▸ **WHAT THIS TASK INVOLVES**
Copy every line of the data below word for word, leaving out the picture.

▸ **THE DATA**
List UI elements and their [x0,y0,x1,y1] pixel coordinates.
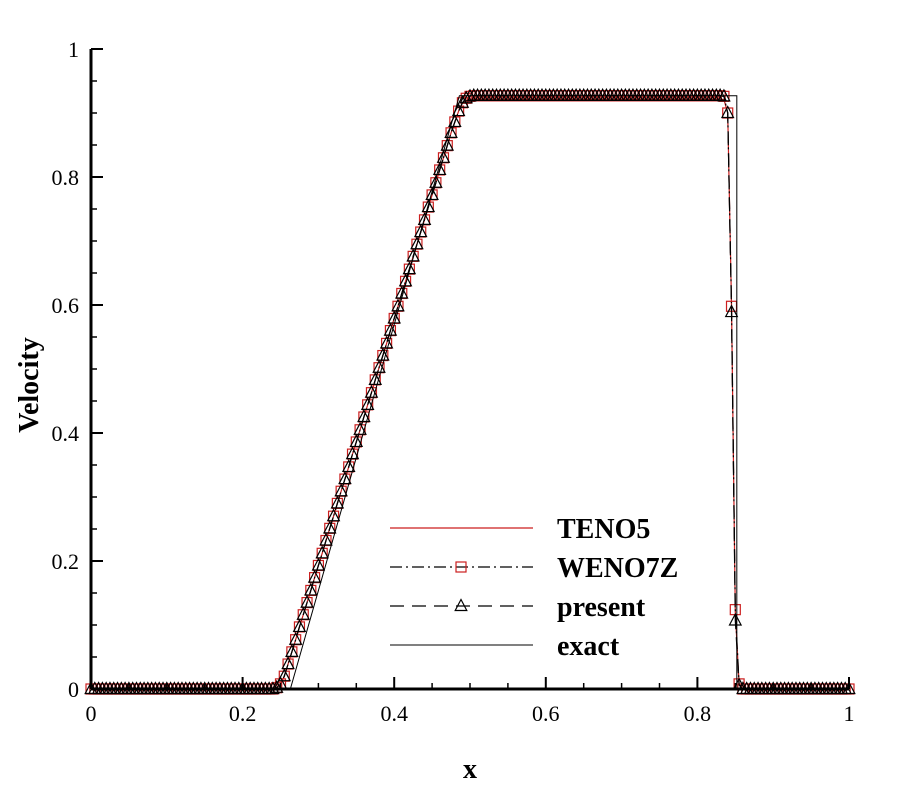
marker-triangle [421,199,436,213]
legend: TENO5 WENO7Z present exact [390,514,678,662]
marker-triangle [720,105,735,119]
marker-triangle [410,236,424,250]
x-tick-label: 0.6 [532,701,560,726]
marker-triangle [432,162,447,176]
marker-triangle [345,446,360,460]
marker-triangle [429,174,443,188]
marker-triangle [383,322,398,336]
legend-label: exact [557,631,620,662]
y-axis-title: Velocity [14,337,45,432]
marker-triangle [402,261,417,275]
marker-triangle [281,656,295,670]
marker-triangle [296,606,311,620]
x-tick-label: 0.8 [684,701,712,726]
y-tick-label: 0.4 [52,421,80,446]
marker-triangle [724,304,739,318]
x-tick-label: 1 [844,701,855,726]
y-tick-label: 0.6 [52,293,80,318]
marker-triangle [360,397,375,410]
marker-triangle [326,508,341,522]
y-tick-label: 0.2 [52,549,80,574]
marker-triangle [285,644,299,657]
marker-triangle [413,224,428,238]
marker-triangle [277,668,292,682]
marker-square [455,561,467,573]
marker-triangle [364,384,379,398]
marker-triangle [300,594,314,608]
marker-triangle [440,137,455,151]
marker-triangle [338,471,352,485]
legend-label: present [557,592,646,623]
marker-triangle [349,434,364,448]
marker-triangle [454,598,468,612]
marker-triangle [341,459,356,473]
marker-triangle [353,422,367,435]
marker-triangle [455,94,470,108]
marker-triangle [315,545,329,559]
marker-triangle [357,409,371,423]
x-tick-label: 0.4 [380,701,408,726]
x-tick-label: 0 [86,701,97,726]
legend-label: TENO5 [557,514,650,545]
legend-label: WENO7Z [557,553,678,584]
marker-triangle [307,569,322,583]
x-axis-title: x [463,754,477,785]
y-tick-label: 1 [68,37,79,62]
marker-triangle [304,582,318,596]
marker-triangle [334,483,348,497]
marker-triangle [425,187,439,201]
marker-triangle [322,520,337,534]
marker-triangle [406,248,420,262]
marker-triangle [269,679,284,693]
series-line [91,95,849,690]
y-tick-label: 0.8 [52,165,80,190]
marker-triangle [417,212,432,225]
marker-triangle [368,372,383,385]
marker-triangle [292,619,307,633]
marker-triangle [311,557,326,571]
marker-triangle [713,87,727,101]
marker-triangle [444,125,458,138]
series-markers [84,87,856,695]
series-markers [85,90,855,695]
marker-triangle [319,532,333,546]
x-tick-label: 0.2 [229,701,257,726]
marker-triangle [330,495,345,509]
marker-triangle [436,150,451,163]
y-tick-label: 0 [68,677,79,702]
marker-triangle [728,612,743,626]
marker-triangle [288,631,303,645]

▸ **COMPLETE OUTPUT**
List UI elements and their [x0,y0,x1,y1] pixel coordinates.
marker-triangle [421,199,436,213]
legend: TENO5 WENO7Z present exact [390,514,678,662]
marker-triangle [720,105,735,119]
marker-triangle [410,236,424,250]
x-tick-label: 0.6 [532,701,560,726]
marker-triangle [432,162,447,176]
marker-triangle [345,446,360,460]
marker-triangle [429,174,443,188]
marker-triangle [383,322,398,336]
legend-label: exact [557,631,620,662]
y-axis-title: Velocity [14,337,45,432]
marker-triangle [402,261,417,275]
marker-triangle [281,656,295,670]
marker-triangle [296,606,311,620]
x-tick-label: 0.8 [684,701,712,726]
y-tick-label: 0.4 [52,421,80,446]
marker-triangle [724,304,739,318]
x-tick-label: 1 [844,701,855,726]
y-tick-label: 0.6 [52,293,80,318]
marker-triangle [360,397,375,410]
marker-triangle [326,508,341,522]
y-tick-label: 0.2 [52,549,80,574]
marker-triangle [285,644,299,657]
marker-triangle [413,224,428,238]
marker-triangle [277,668,292,682]
marker-square [455,561,467,573]
marker-triangle [364,384,379,398]
marker-triangle [300,594,314,608]
marker-triangle [440,137,455,151]
marker-triangle [338,471,352,485]
legend-label: present [557,592,646,623]
marker-triangle [349,434,364,448]
marker-triangle [454,598,468,612]
marker-triangle [341,459,356,473]
marker-triangle [353,422,367,435]
marker-triangle [455,94,470,108]
marker-triangle [315,545,329,559]
marker-triangle [357,409,371,423]
x-tick-label: 0.4 [380,701,408,726]
x-tick-label: 0 [86,701,97,726]
legend-label: TENO5 [557,514,650,545]
legend-label: WENO7Z [557,553,678,584]
marker-triangle [307,569,322,583]
x-axis-title: x [463,754,477,785]
y-tick-label: 1 [68,37,79,62]
marker-triangle [304,582,318,596]
marker-triangle [334,483,348,497]
marker-triangle [425,187,439,201]
marker-triangle [322,520,337,534]
marker-triangle [406,248,420,262]
marker-triangle [269,679,284,693]
series-line [91,95,849,690]
y-tick-label: 0.8 [52,165,80,190]
marker-triangle [417,212,432,225]
marker-triangle [368,372,383,385]
marker-triangle [292,619,307,633]
marker-triangle [311,557,326,571]
marker-triangle [713,87,727,101]
marker-triangle [444,125,458,138]
series-markers [84,87,856,695]
series-markers [85,90,855,695]
marker-triangle [319,532,333,546]
x-tick-label: 0.2 [229,701,257,726]
marker-triangle [330,495,345,509]
marker-triangle [436,150,451,163]
y-tick-label: 0 [68,677,79,702]
marker-triangle [728,612,743,626]
marker-triangle [288,631,303,645]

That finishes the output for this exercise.